* DOCUMENT PASSAGE *
BY SARA FOSS Gazette Reporter

   In 1996, a landmark welfare reform bill forced welfare recipients to find jobs. The idea was to move people into work and, eventually, self-sufficiency.
   And people did find work. In the past decade, the country’s welfare rolls have dropped dramatically, even as the country’s poverty rate has remained relatively fl at.
   But advocates for the poor have long argued that more opportunities for education and job training are needed; otherwise, they say, the majority of welfare recipients end up in lowpaying, low-skill jobs with little room for advancement.
   A bill that quietly passed the state Assembly and Senate would require the state’s social service agencies to do more to provide welfare recipients with education and training for jobs that pay a living wage. The legislation suggests that women, in particular, need to be enrolled in training programs for jobs typically held by men, such as carpentry and construction.
   Last week, supporters of the bill gathered on the steps of New York City Hall to urge Gov. Eliot Spitzer to sign the bill.
   “We do not know if the governor will sign it into law,” said Mark Dunlea, associate director of the Hunger Action Network of New York State, one of the groups backing the bill. He said the state Office of Temporary and Disability Assistance, New York City Mayor Michael Bloomberg and the state’s social service offices are opposed to the bill. “We’re trying aggressively to get people to write to the governor to support the bill,” he said. “We do not think it’s going to cause the counties any major problems.”

* DATASET RECORDS *
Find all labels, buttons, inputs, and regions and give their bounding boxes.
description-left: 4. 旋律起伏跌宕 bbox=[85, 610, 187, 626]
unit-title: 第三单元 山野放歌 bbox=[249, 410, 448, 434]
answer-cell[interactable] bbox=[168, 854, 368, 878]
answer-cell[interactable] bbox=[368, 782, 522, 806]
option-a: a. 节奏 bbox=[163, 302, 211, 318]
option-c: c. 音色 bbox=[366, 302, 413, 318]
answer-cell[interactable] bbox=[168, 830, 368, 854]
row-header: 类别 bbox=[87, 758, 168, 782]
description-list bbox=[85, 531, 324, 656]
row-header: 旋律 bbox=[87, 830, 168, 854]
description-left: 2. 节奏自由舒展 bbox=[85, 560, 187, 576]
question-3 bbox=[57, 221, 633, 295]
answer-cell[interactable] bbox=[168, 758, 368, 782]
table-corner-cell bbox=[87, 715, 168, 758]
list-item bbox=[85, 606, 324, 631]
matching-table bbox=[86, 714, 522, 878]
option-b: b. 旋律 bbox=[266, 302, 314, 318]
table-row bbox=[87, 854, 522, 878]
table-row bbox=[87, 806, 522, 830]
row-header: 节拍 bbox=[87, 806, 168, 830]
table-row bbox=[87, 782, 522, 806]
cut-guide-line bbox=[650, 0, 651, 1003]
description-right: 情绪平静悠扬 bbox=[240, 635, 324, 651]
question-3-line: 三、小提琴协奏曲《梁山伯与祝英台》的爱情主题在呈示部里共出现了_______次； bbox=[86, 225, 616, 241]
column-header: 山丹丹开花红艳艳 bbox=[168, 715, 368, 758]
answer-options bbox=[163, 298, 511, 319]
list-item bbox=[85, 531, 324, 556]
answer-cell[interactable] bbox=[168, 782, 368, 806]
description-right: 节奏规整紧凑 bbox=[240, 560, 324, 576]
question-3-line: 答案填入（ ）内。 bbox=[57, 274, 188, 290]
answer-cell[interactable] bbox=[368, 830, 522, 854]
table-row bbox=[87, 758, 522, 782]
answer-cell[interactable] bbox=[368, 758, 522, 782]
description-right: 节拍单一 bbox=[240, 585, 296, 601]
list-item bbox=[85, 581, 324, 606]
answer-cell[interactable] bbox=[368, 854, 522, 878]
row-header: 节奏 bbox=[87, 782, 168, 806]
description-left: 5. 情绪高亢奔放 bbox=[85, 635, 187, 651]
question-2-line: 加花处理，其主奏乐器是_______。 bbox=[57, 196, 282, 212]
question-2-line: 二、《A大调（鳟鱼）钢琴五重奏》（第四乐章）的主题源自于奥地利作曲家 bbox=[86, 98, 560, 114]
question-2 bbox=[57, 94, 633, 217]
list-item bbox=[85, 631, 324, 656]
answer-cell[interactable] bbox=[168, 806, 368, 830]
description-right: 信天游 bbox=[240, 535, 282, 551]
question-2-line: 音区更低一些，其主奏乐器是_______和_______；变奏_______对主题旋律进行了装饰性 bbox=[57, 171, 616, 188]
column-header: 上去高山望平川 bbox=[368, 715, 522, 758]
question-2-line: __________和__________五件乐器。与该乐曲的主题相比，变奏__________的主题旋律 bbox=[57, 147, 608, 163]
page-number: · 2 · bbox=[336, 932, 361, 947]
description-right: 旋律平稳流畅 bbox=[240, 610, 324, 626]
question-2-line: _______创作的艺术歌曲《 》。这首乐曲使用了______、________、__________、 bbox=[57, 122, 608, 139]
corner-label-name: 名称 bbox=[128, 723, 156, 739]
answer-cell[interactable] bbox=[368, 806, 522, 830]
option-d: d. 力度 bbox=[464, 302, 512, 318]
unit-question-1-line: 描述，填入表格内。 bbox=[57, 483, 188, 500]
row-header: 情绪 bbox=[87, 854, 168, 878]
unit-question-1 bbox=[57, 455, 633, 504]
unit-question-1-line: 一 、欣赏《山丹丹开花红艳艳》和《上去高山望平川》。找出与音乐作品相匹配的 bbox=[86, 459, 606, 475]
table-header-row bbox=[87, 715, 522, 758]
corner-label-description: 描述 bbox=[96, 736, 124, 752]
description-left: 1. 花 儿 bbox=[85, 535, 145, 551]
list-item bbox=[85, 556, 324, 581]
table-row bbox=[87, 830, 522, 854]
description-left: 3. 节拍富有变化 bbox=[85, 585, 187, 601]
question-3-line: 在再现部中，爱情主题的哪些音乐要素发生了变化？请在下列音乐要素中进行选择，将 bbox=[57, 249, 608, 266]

* GIVEN REQUEST *
Answer from the welfare reform article:
1. In what year did the landmark welfare reform bill force recipients to find jobs?
2. What two jobs typically held by men does the legislation name?
3. Where did supporters of the bill gather last week?

* OUTPUT FOR THIS TASK *
1. 1996
2. Carpentry and construction
3. On the steps of New York City Hall